Recorded data

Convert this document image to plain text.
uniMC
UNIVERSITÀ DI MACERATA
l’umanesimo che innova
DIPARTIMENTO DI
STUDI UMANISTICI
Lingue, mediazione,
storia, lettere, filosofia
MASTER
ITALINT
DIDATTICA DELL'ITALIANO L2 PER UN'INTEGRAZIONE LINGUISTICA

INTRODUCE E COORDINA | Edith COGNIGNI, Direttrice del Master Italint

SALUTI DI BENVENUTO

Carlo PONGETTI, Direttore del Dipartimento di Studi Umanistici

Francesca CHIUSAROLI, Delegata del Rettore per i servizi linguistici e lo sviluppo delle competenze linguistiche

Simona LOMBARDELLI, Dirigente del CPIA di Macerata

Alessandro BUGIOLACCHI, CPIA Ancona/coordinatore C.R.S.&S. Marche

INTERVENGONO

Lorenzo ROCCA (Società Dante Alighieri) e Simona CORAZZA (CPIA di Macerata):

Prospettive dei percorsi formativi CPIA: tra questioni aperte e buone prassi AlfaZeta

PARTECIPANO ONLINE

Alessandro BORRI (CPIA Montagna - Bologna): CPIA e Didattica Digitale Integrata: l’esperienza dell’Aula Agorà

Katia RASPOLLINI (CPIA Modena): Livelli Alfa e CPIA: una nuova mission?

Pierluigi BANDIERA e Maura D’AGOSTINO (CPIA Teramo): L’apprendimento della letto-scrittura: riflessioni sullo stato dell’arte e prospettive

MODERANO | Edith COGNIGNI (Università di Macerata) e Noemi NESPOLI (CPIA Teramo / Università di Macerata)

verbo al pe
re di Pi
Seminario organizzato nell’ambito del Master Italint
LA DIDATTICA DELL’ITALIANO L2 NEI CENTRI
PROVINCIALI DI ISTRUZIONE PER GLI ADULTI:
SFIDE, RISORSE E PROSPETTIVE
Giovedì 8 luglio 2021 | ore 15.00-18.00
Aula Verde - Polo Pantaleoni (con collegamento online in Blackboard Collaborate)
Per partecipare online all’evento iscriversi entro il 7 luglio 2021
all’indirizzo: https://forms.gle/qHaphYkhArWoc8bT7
==
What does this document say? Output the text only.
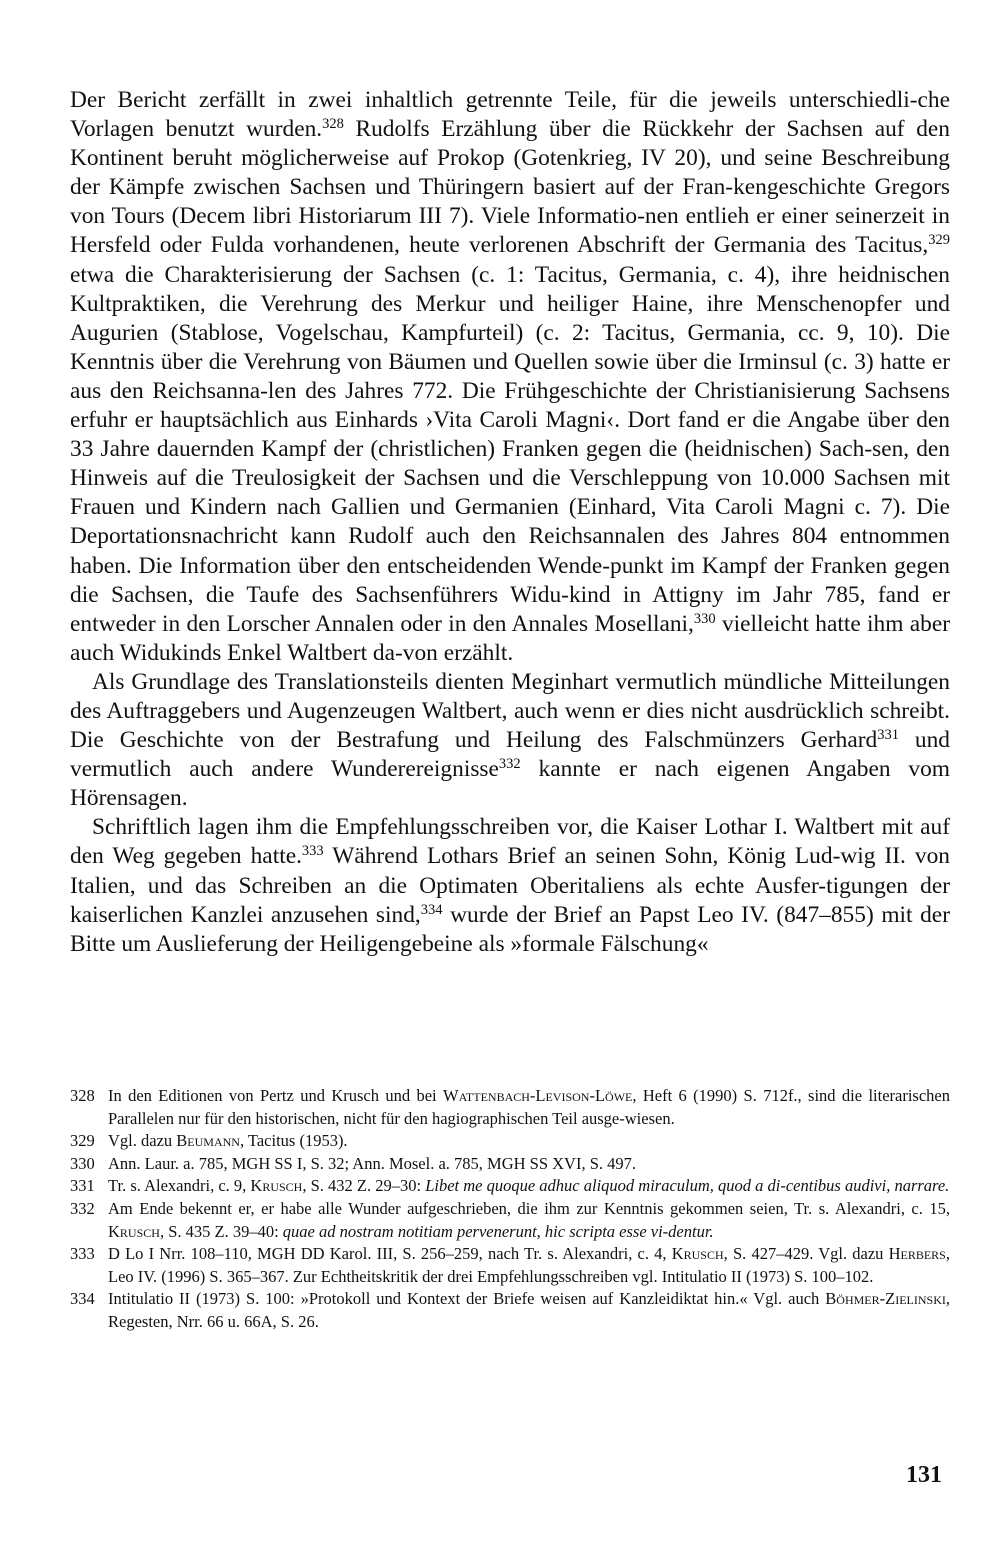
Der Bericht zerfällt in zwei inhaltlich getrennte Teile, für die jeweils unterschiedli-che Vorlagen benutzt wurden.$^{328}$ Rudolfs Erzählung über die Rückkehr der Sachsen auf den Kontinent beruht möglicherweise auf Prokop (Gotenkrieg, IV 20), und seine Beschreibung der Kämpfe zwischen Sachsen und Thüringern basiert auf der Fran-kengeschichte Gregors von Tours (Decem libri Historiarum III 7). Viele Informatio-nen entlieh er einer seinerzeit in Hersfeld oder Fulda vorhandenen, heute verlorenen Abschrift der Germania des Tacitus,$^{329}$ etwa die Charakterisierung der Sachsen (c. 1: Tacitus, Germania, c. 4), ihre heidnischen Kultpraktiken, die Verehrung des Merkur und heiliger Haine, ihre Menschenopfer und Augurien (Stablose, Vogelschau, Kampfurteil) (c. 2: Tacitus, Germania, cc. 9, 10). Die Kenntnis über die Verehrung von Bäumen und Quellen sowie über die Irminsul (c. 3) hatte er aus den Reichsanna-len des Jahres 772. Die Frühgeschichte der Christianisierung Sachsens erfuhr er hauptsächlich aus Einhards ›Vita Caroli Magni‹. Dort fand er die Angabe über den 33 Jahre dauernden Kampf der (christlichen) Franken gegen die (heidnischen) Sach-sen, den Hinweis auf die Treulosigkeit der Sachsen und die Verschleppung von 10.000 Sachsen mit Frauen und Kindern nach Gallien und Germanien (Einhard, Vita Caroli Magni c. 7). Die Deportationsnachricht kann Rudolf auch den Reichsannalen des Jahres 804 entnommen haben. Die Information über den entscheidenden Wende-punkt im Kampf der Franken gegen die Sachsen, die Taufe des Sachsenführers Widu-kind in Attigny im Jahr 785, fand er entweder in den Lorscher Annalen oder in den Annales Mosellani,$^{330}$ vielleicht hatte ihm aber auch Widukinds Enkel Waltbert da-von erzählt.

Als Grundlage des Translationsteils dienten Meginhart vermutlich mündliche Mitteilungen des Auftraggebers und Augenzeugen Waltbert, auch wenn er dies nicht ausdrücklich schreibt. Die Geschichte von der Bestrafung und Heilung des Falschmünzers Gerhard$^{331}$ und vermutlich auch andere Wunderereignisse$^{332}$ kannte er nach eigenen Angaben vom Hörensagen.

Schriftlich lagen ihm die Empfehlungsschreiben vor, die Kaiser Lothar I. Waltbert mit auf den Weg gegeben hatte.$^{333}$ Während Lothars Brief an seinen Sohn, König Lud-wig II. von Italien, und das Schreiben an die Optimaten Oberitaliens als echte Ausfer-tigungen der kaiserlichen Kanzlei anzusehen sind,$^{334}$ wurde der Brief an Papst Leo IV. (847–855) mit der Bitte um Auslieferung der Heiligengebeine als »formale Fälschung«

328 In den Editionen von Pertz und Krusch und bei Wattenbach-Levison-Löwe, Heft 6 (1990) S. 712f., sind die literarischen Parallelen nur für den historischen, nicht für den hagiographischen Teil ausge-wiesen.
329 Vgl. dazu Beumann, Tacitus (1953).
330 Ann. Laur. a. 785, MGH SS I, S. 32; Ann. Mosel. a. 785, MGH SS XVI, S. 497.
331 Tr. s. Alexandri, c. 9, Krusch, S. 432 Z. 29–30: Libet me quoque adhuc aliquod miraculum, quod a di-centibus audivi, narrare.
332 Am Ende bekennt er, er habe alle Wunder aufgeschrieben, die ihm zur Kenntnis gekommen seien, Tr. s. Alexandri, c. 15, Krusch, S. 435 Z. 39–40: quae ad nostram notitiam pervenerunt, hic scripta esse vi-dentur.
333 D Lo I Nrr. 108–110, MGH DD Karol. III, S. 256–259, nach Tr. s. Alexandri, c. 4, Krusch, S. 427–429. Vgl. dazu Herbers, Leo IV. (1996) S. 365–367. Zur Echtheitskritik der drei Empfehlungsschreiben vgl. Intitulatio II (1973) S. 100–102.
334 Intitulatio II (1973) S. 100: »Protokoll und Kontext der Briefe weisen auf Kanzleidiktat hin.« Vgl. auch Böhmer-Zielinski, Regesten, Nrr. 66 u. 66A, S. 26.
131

## WHAT YOU SHOULD DO
Pull out every line of the records above that contains the word "nicht".

## FINAL ANSWER
Als Grundlage des Translationsteils dienten Meginhart vermutlich mündliche Mitteilungen des Auftraggebers und Augenzeugen Waltbert, auch wenn er dies nicht ausdrücklich schreibt. Die Geschichte von der Bestrafung und Heilung des Falschmünzers Gerhard$^{331}$ und vermutlich auch andere Wunderereignisse$^{332}$ kannte er nach eigenen Angaben vom Hörensagen.
328 In den Editionen von Pertz und Krusch und bei Wattenbach-Levison-Löwe, Heft 6 (1990) S. 712f., sind die literarischen Parallelen nur für den historischen, nicht für den hagiographischen Teil ausge-wiesen.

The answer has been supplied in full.